# [Task to complete]
Copy every line from the records below that holds the word "Close".

# [Data lines]

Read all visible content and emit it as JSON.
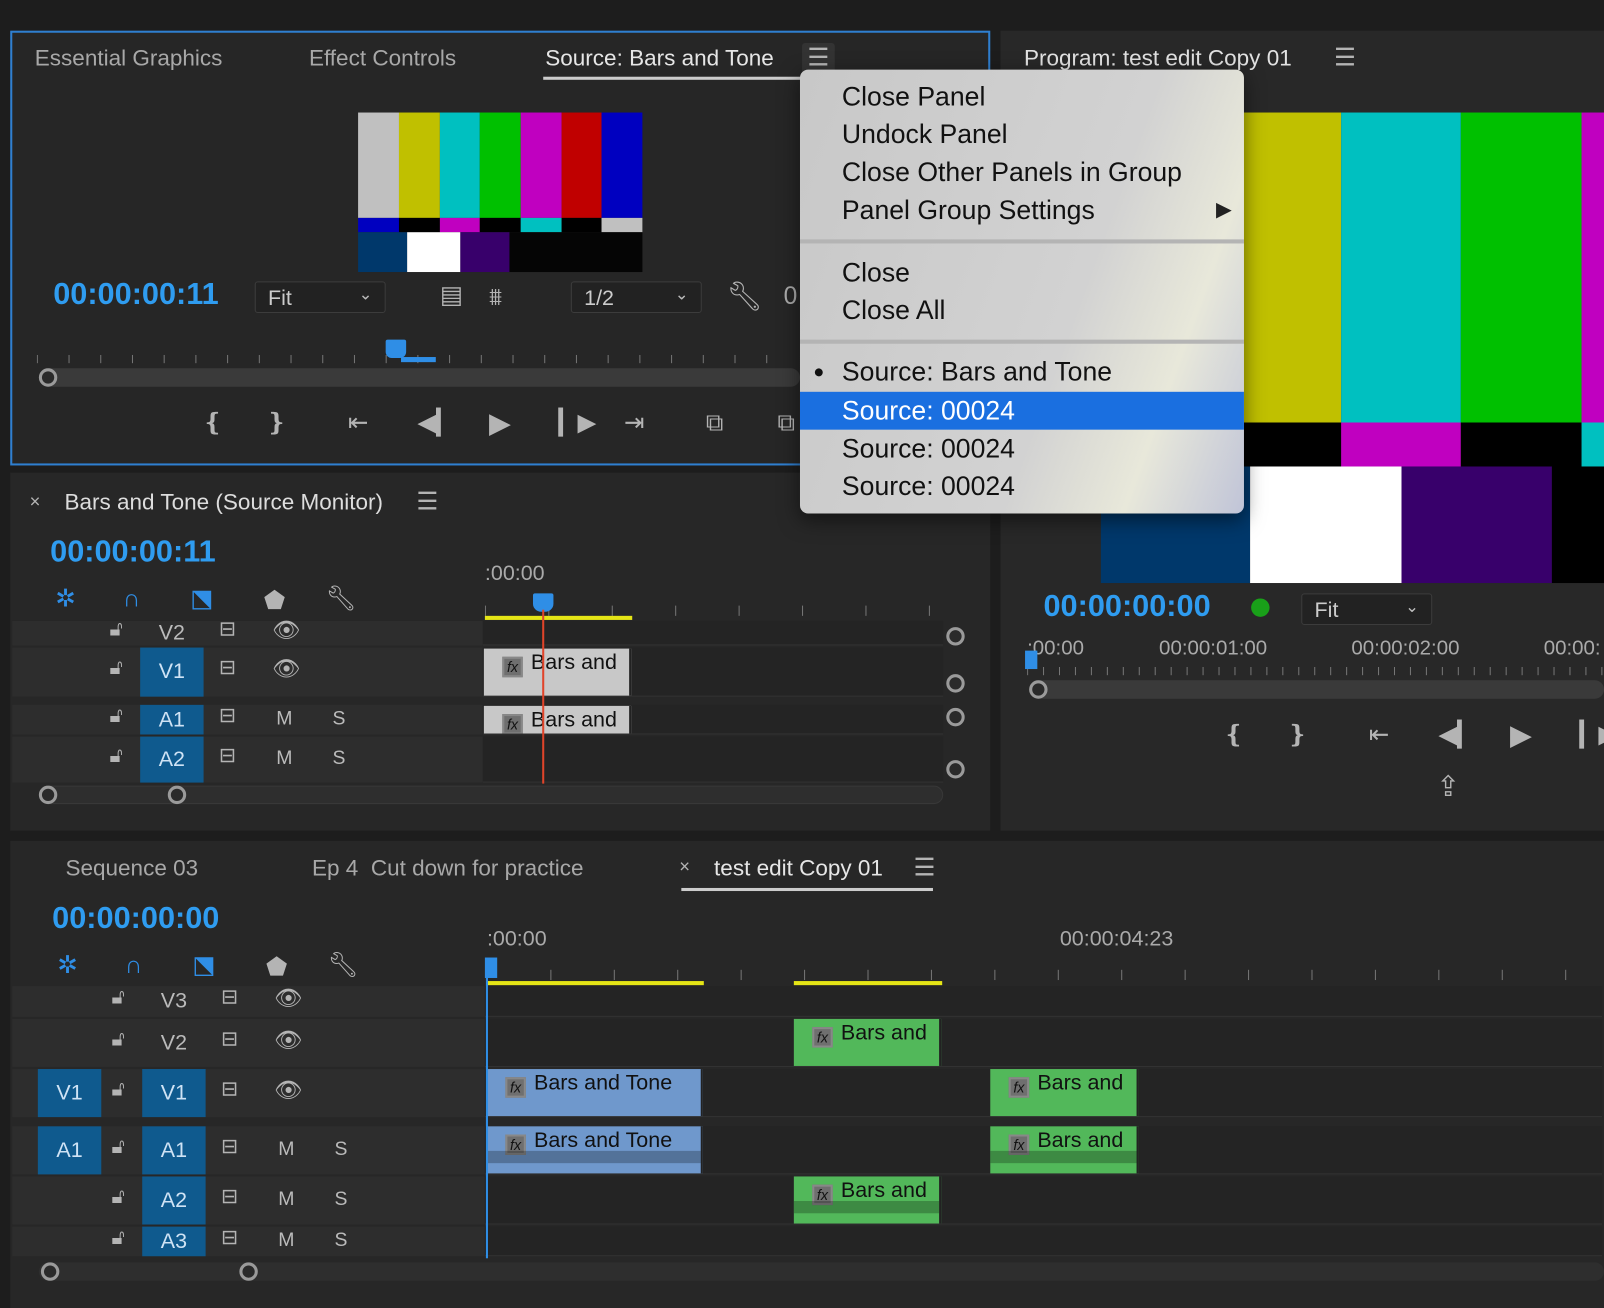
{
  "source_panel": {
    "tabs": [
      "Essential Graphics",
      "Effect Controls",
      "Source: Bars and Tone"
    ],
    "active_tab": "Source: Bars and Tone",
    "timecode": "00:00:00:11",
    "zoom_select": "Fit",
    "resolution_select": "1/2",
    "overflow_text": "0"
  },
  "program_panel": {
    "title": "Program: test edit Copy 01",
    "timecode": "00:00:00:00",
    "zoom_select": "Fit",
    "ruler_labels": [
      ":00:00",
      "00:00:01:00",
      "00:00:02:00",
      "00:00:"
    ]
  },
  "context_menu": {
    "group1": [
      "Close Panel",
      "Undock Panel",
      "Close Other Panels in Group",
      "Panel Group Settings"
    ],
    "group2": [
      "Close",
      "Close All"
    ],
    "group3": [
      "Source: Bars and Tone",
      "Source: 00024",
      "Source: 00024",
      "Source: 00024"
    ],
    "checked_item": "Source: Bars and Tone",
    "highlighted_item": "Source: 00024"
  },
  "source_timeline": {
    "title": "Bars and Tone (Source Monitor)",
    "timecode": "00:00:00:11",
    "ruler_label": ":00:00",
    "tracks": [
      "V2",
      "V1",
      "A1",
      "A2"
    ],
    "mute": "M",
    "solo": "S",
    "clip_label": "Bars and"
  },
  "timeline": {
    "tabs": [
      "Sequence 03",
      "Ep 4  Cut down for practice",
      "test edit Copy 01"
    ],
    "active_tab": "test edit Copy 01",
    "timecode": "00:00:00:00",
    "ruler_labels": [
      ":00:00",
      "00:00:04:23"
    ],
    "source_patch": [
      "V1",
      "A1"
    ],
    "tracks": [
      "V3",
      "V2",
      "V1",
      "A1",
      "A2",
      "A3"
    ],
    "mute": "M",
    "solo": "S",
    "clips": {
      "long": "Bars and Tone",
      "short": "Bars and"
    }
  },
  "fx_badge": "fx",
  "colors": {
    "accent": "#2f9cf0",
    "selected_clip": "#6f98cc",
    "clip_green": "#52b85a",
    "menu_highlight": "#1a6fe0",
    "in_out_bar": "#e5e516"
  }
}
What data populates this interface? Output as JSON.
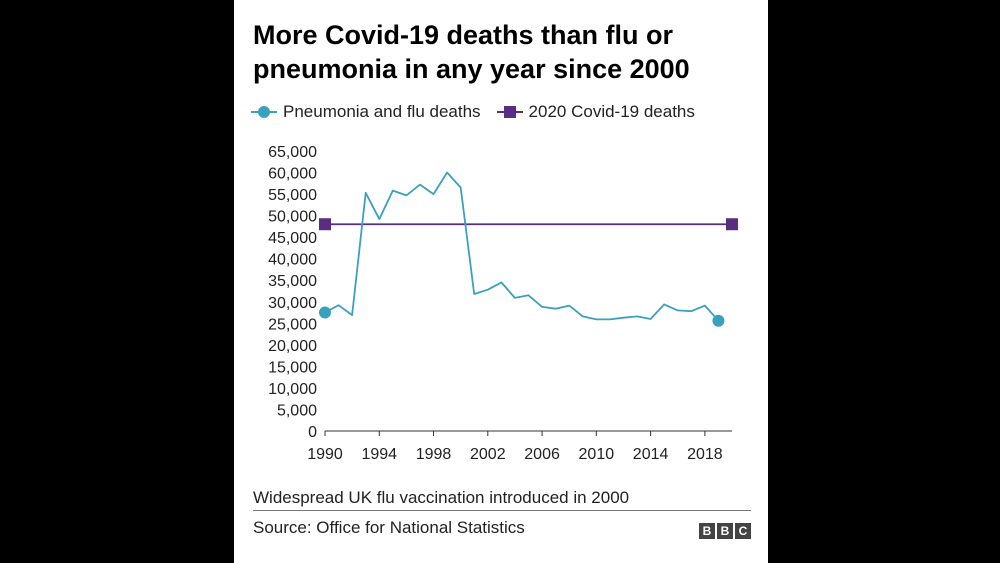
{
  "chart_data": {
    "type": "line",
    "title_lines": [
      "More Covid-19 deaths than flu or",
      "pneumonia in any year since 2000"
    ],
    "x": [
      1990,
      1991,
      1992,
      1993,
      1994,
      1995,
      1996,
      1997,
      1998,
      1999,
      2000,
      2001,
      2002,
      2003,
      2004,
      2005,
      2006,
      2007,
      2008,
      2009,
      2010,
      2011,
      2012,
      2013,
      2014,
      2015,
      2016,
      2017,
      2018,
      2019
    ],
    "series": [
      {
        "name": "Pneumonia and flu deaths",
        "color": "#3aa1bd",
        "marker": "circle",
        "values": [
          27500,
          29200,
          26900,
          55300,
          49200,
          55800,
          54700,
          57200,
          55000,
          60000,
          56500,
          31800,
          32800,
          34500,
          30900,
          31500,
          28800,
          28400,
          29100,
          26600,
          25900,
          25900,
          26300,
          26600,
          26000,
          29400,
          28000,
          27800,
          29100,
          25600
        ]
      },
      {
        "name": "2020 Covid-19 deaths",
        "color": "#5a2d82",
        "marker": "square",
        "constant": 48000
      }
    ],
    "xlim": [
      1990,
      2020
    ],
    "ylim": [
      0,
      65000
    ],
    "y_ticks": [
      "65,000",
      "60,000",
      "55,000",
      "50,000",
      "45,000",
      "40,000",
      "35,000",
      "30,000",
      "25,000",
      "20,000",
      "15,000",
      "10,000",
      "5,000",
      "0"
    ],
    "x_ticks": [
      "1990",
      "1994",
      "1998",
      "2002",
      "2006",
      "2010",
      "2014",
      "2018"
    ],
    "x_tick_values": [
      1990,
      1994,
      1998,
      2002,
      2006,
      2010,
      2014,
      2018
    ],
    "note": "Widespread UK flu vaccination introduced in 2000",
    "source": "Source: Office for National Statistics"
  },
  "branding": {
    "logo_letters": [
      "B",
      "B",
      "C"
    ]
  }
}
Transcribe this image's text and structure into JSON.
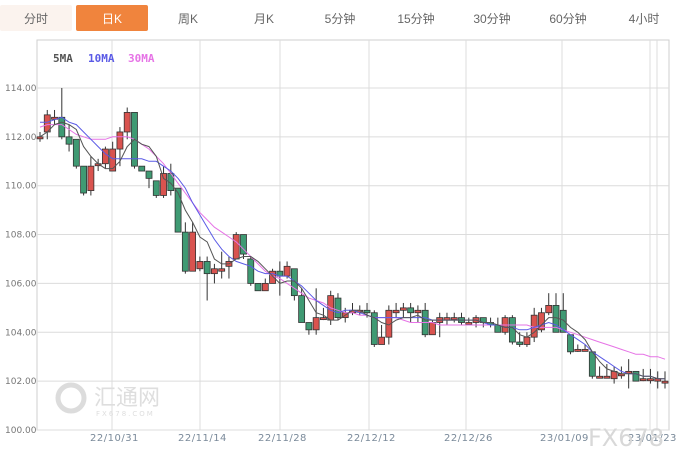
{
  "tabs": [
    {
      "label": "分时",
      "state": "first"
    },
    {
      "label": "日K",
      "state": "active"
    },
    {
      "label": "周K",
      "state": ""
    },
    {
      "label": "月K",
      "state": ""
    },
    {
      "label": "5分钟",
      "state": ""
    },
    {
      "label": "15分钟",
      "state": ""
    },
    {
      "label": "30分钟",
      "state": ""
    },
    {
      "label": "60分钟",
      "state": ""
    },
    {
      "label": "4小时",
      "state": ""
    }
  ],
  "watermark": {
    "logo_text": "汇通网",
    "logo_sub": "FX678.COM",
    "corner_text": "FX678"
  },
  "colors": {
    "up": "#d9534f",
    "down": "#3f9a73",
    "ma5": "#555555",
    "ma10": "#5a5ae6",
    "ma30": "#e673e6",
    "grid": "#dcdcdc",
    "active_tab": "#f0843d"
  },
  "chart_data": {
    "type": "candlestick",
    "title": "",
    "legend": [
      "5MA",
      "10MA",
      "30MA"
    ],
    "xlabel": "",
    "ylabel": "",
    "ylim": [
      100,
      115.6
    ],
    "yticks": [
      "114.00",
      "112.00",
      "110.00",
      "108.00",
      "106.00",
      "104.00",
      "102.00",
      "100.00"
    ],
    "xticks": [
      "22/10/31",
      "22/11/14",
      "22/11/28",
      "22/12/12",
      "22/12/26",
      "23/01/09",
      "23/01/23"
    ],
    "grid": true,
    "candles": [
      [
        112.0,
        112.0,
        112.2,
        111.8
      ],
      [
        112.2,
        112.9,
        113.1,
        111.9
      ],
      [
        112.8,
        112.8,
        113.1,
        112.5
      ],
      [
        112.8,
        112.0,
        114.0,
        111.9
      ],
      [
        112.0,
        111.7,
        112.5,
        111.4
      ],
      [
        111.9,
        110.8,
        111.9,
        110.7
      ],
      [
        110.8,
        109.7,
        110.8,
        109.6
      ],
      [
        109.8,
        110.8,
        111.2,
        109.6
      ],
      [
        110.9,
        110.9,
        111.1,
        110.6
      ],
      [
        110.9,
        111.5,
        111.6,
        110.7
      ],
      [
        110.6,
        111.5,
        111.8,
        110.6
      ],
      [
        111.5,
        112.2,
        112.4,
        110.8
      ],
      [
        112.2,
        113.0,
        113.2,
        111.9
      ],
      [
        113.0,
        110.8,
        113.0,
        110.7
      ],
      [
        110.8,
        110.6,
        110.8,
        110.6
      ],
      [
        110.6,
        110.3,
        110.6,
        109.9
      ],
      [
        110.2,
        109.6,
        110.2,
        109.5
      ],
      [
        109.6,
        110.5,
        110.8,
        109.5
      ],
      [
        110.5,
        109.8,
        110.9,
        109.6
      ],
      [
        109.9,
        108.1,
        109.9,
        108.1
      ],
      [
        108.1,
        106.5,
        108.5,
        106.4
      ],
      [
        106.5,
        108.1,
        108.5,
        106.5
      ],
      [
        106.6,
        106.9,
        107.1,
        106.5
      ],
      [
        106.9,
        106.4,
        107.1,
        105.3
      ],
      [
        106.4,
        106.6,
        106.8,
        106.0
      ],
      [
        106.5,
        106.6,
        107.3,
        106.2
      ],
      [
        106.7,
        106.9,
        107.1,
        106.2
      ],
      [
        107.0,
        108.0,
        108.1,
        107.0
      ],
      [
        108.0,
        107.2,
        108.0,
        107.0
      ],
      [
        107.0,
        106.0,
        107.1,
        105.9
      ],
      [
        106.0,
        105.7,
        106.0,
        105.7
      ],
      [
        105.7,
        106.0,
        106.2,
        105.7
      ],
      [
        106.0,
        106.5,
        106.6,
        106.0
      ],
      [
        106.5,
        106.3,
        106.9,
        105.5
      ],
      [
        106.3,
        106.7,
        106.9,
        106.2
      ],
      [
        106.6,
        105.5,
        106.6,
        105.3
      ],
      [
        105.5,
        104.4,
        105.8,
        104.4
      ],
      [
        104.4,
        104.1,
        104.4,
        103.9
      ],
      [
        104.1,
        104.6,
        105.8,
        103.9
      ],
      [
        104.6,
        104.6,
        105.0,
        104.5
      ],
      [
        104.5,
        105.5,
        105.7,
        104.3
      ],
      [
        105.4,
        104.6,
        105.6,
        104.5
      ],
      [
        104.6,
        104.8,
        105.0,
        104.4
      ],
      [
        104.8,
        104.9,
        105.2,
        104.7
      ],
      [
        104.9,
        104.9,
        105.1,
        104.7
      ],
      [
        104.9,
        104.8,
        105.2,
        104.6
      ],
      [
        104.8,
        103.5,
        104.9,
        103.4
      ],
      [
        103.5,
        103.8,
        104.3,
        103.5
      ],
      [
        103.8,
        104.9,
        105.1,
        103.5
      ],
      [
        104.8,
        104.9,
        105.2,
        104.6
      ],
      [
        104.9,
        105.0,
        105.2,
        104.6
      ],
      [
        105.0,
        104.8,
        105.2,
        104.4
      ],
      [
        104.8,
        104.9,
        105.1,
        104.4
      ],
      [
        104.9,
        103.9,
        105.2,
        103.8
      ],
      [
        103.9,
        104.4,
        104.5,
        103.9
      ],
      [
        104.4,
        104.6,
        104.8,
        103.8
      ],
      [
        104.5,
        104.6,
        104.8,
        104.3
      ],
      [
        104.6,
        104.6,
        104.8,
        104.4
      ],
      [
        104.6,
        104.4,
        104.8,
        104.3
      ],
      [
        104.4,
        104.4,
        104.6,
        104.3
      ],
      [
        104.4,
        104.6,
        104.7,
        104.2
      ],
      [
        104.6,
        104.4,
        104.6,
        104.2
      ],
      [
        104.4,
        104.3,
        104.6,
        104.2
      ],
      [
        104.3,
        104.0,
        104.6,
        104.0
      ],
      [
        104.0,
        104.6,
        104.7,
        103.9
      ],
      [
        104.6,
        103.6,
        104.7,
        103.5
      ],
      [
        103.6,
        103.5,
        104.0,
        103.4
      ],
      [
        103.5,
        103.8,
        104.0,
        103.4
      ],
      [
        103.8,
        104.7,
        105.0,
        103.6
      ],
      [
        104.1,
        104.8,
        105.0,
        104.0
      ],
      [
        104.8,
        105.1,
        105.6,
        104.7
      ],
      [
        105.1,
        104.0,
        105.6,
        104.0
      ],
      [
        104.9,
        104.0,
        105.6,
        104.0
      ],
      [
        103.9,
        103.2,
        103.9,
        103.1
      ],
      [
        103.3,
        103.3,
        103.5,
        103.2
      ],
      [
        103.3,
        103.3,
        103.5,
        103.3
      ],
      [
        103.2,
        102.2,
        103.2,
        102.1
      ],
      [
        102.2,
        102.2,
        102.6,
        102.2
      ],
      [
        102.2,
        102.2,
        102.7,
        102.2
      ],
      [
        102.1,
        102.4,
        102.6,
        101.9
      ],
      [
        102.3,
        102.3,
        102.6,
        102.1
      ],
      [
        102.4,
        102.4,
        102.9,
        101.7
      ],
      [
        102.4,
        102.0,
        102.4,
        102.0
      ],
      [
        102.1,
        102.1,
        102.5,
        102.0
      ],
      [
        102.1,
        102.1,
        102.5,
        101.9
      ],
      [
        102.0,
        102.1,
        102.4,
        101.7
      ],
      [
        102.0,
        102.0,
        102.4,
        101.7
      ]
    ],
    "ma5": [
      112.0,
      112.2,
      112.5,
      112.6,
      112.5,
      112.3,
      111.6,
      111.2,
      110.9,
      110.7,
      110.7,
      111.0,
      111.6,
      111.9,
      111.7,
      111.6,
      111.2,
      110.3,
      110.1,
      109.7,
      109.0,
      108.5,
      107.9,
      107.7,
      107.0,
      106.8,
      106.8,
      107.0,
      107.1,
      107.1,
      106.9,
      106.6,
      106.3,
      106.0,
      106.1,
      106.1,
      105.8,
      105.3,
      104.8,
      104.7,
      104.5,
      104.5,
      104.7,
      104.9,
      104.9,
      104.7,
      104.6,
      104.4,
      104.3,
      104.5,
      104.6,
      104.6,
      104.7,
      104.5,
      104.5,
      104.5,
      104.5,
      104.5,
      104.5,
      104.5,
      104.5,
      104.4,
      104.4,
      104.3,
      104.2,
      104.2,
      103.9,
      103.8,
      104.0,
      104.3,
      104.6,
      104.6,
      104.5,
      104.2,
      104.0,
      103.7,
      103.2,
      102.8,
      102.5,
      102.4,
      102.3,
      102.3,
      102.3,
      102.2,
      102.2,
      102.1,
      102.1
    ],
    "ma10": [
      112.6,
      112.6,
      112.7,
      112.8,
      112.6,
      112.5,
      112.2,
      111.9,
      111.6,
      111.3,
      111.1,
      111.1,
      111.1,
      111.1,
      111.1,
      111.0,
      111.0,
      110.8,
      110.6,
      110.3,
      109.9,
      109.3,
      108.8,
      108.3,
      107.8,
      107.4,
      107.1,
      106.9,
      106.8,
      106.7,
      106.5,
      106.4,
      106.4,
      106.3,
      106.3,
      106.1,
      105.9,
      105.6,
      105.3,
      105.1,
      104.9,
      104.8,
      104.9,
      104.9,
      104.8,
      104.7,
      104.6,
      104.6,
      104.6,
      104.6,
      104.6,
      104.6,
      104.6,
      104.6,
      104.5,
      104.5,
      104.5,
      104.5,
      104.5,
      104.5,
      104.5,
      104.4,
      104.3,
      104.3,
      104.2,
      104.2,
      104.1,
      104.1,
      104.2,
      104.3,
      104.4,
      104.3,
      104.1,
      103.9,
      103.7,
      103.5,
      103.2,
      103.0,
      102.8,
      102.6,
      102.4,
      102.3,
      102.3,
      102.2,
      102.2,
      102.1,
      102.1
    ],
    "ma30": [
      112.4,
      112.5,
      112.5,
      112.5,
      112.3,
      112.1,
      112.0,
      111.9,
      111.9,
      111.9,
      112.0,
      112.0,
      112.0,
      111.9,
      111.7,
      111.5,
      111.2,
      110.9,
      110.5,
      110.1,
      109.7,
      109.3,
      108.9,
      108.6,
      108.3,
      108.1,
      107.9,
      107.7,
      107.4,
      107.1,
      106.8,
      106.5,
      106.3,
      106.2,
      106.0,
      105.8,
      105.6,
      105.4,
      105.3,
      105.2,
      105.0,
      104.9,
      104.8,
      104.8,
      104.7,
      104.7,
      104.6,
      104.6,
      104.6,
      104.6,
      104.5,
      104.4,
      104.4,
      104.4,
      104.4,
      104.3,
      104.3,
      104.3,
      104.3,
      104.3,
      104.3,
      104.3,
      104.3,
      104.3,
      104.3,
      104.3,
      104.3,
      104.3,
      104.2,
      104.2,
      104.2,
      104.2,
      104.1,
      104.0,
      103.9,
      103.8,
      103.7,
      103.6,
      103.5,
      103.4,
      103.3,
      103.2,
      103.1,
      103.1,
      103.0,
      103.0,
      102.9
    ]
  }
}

# [Solution to the exercise]
      "Close Panel",
      "Close Other Panels in Group",
      "Close",
      "Close All"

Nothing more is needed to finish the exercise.